Recorded data:
========================
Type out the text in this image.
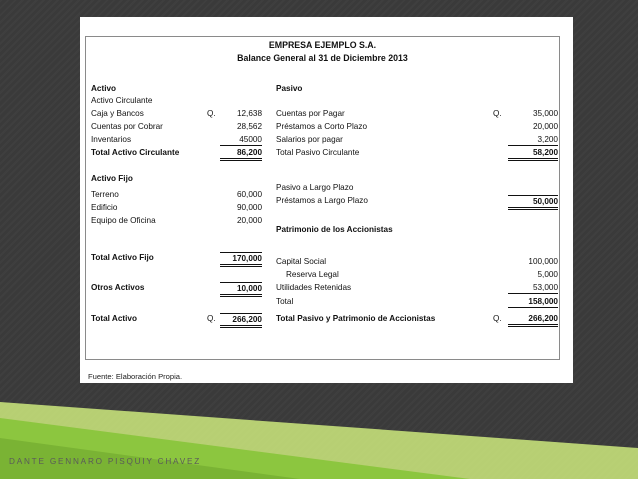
EMPRESA EJEMPLO S.A.
Balance General al 31 de Diciembre 2013
Activo
Activo Circulante
Caja y Bancos	Q.	12,638
Cuentas por Cobrar	28,562
Inventarios	45000
Total Activo Circulante	86,200
Activo Fijo
Terreno	60,000
Edificio	90,000
Equipo de Oficina	20,000
Total Activo Fijo	170,000
Otros Activos	10,000
Total Activo	Q.	266,200
Pasivo
Cuentas por Pagar	Q.	35,000
Préstamos a Corto Plazo	20,000
Salarios por pagar	3,200
Total Pasivo Circulante	58,200
Pasivo a Largo Plazo
Préstamos a Largo Plazo	50,000
Patrimonio de los Accionistas
Capital Social	100,000
Reserva Legal	5,000
Utilidades Retenidas	53,000
Total	158,000
Total Pasivo y Patrimonio de Accionistas	Q.	266,200
Fuente: Elaboración Propia.
DANTE GENNARO PISQUIY CHAVEZ
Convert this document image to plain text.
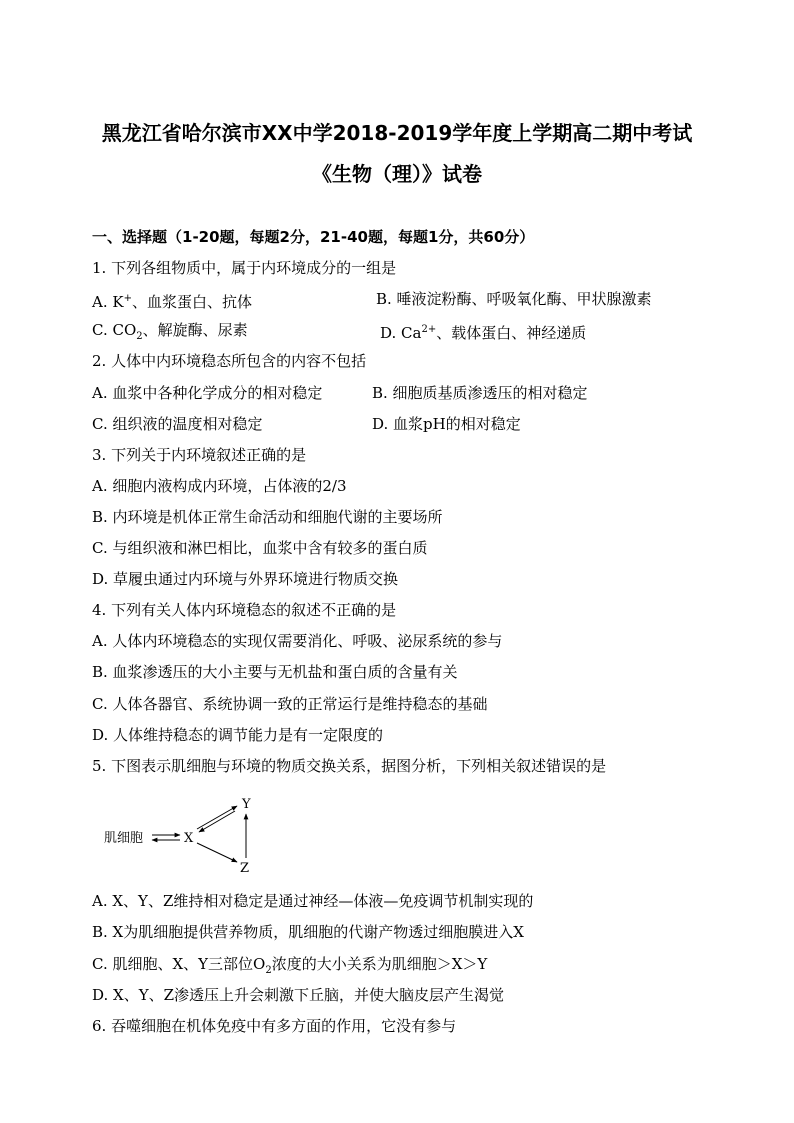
黑龙江省哈尔滨市XX中学2018-2019学年度上学期高二期中考试
《生物（理）》试卷
一、选择题（1-20题，每题2分，21-40题，每题1分，共60分）
1. 下列各组物质中，属于内环境成分的一组是
A. K+、血浆蛋白、抗体	B. 唾液淀粉酶、呼吸氧化酶、甲状腺激素
C. $CO_2$、解旋酶、尿素	D. $Ca^{2+}$、载体蛋白、神经递质
2. 人体中内环境稳态所包含的内容不包括
A. 血浆中各种化学成分的相对稳定	B. 细胞质基质渗透压的相对稳定
C. 组织液的温度相对稳定	D. 血浆pH的相对稳定
3. 下列关于内环境叙述正确的是
A. 细胞内液构成内环境，占体液的2/3
B. 内环境是机体正常生命活动和细胞代谢的主要场所
C. 与组织液和淋巴相比，血浆中含有较多的蛋白质
D. 草履虫通过内环境与外界环境进行物质交换
4. 下列有关人体内环境稳态的叙述不正确的是
A. 人体内环境稳态的实现仅需要消化、呼吸、泌尿系统的参与
B. 血浆渗透压的大小主要与无机盐和蛋白质的含量有关
C. 人体各器官、系统协调一致的正常运行是维持稳态的基础
D. 人体维持稳态的调节能力是有一定限度的
5. 下图表示肌细胞与环境的物质交换关系，据图分析，下列相关叙述错误的是
肌细胞	X
Y
Z
A. X、Y、Z维持相对稳定是通过神经—体液—免疫调节机制实现的
B. X为肌细胞提供营养物质，肌细胞的代谢产物透过细胞膜进入X
C. 肌细胞、X、Y三部位$O_2$浓度的大小关系为肌细胞＞X＞Y
D. X、Y、Z渗透压上升会刺激下丘脑，并使大脑皮层产生渴觉
6. 吞噬细胞在机体免疫中有多方面的作用，它没有参与
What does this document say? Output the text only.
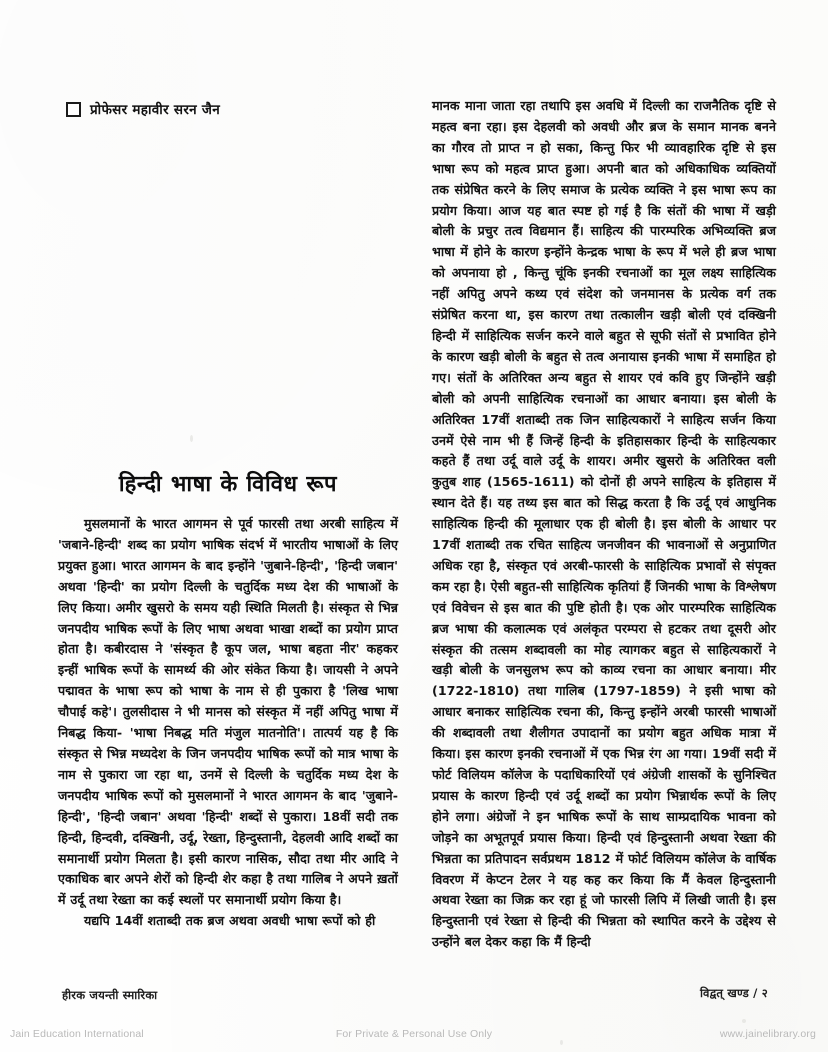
प्रोफेसर महावीर सरन जैन	मानक माना जाता रहा तथापि इस अवधि में दिल्ली का राजनैतिक दृष्टि से महत्व बना रहा। इस देहलवी को अवधी और ब्रज के समान मानक बनने का गौरव तो प्राप्त न हो सका, किन्तु फिर भी व्यावहारिक दृष्टि से इस भाषा रूप को महत्व प्राप्त हुआ। अपनी बात को अधिकाधिक व्यक्तियों तक संप्रेषित करने के लिए समाज के प्रत्येक व्यक्ति ने इस भाषा रूप का प्रयोग किया। आज यह बात स्पष्ट हो गई है कि संतों की भाषा में खड़ी बोली के प्रचुर तत्व विद्यमान हैं। साहित्य की पारम्परिक अभिव्यक्ति ब्रज भाषा में होने के कारण इन्होंने केन्द्रक भाषा के रूप में भले ही ब्रज भाषा को अपनाया हो , किन्तु चूंकि इनकी रचनाओं का मूल लक्ष्य साहित्यिक नहीं अपितु अपने कथ्य एवं संदेश को जनमानस के प्रत्येक वर्ग तक संप्रेषित करना था, इस कारण तथा तत्कालीन खड़ी बोली एवं दक्खिनी हिन्दी में साहित्यिक सर्जन करने वाले बहुत से सूफी संतों से प्रभावित होने के कारण खड़ी बोली के बहुत से तत्व अनायास इनकी भाषा में समाहित हो गए। संतों के अतिरिक्त अन्य बहुत से शायर एवं कवि हुए जिन्होंने खड़ी बोली को अपनी साहित्यिक रचनाओं का आधार बनाया। इस बोली के अतिरिक्त 17वीं शताब्दी तक जिन साहित्यकारों ने साहित्य सर्जन किया उनमें ऐसे नाम भी हैं जिन्हें हिन्दी के इतिहासकार हिन्दी के साहित्यकार कहते हैं तथा उर्दू वाले उर्दू के शायर। अमीर खुसरो के अतिरिक्त वली कुतुब शाह (1565-1611) को दोनों ही अपने साहित्य के इतिहास में स्थान देते हैं। यह तथ्य इस बात को सिद्ध करता है कि उर्दू एवं आधुनिक साहित्यिक हिन्दी की मूलाधार एक ही बोली है। इस बोली के आधार पर 17वीं शताब्दी तक रचित साहित्य जनजीवन की भावनाओं से अनुप्राणित अधिक रहा है, संस्कृत एवं अरबी-फारसी के साहित्यिक प्रभावों से संपृक्त कम रहा है। ऐसी बहुत-सी साहित्यिक कृतियां हैं जिनकी भाषा के विश्लेषण एवं विवेचन से इस बात की पुष्टि होती है। एक ओर पारम्परिक साहित्यिक ब्रज भाषा की कलात्मक एवं अलंकृत परम्परा से हटकर तथा दूसरी ओर संस्कृत की तत्सम शब्दावली का मोह त्यागकर बहुत से साहित्यकारों ने खड़ी बोली के जनसुलभ रूप को काव्य रचना का आधार बनाया। मीर (1722-1810) तथा गालिब (1797-1859) ने इसी भाषा को आधार बनाकर साहित्यिक रचना की, किन्तु इन्होंने अरबी फारसी भाषाओं की शब्दावली तथा शैलीगत उपादानों का प्रयोग बहुत अधिक मात्रा में किया। इस कारण इनकी रचनाओं में एक भिन्न रंग आ गया। 19वीं सदी में फोर्ट विलियम कॉलेज के पदाधिकारियों एवं अंग्रेजी शासकों के सुनिश्चित प्रयास के कारण हिन्दी एवं उर्दू शब्दों का प्रयोग भिन्नार्थक रूपों के लिए होने लगा। अंग्रेजों ने इन भाषिक रूपों के साथ साम्प्रदायिक भावना को जोड़ने का अभूतपूर्व प्रयास किया। हिन्दी एवं हिन्दुस्तानी अथवा रेख्ता की भिन्नता का प्रतिपादन सर्वप्रथम 1812 में फोर्ट विलियम कॉलेज के वार्षिक विवरण में केप्टन टेलर ने यह कह कर किया कि मैं केवल हिन्दुस्तानी अथवा रेख्ता का जिक्र कर रहा हूं जो फारसी लिपि में लिखी जाती है। इस हिन्दुस्तानी एवं रेख्ता से हिन्दी की भिन्नता को स्थापित करने के उद्देश्य से उन्होंने बल देकर कहा कि मैं हिन्दी

हिन्दी भाषा के विविध रूप

मुसलमानों के भारत आगमन से पूर्व फारसी तथा अरबी साहित्य में 'जबाने-हिन्दी' शब्द का प्रयोग भाषिक संदर्भ में भारतीय भाषाओं के लिए प्रयुक्त हुआ। भारत आगमन के बाद इन्होंने 'जुबाने-हिन्दी', 'हिन्दी जबान' अथवा 'हिन्दी' का प्रयोग दिल्ली के चतुर्दिक मध्य देश की भाषाओं के लिए किया। अमीर खुसरो के समय यही स्थिति मिलती है। संस्कृत से भिन्न जनपदीय भाषिक रूपों के लिए भाषा अथवा भाखा शब्दों का प्रयोग प्राप्त होता है। कबीरदास ने 'संस्कृत है कूप जल, भाषा बहता नीर' कहकर इन्हीं भाषिक रूपों के सामर्थ्य की ओर संकेत किया है। जायसी ने अपने पद्मावत के भाषा रूप को भाषा के नाम से ही पुकारा है 'लिख भाषा चौपाई कहे'। तुलसीदास ने भी मानस को संस्कृत में नहीं अपितु भाषा में निबद्ध किया- 'भाषा निबद्ध मति मंजुल मातनोति'। तात्पर्य यह है कि संस्कृत से भिन्न मध्यदेश के जिन जनपदीय भाषिक रूपों को मात्र भाषा के नाम से पुकारा जा रहा था, उनमें से दिल्ली के चतुर्दिक मध्य देश के जनपदीय भाषिक रूपों को मुसलमानों ने भारत आगमन के बाद 'जुबाने-हिन्दी', 'हिन्दी जबान' अथवा 'हिन्दी' शब्दों से पुकारा। 18वीं सदी तक हिन्दी, हिन्दवी, दक्खिनी, उर्दू, रेख्ता, हिन्दुस्तानी, देहलवी आदि शब्दों का समानार्थी प्रयोग मिलता है। इसी कारण नासिक, सौदा तथा मीर आदि ने एकाधिक बार अपने शेरों को हिन्दी शेर कहा है तथा गालिब ने अपने ख़तों में उर्दू तथा रेख्ता का कई स्थलों पर समानार्थी प्रयोग किया है।

यद्यपि 14वीं शताब्दी तक ब्रज अथवा अवधी भाषा रूपों को ही

हीरक जयन्ती स्मारिका	विद्वत् खण्ड / २
Jain Education International	For Private & Personal Use Only	www.jainelibrary.org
========================
* **Directive**
Copy every line of the listing that includes the string "Plazo".

* **Written solution**
Préstamos a Corto Plazo	20,000
Pasivo a Largo Plazo
Préstamos a Largo Plazo	50,000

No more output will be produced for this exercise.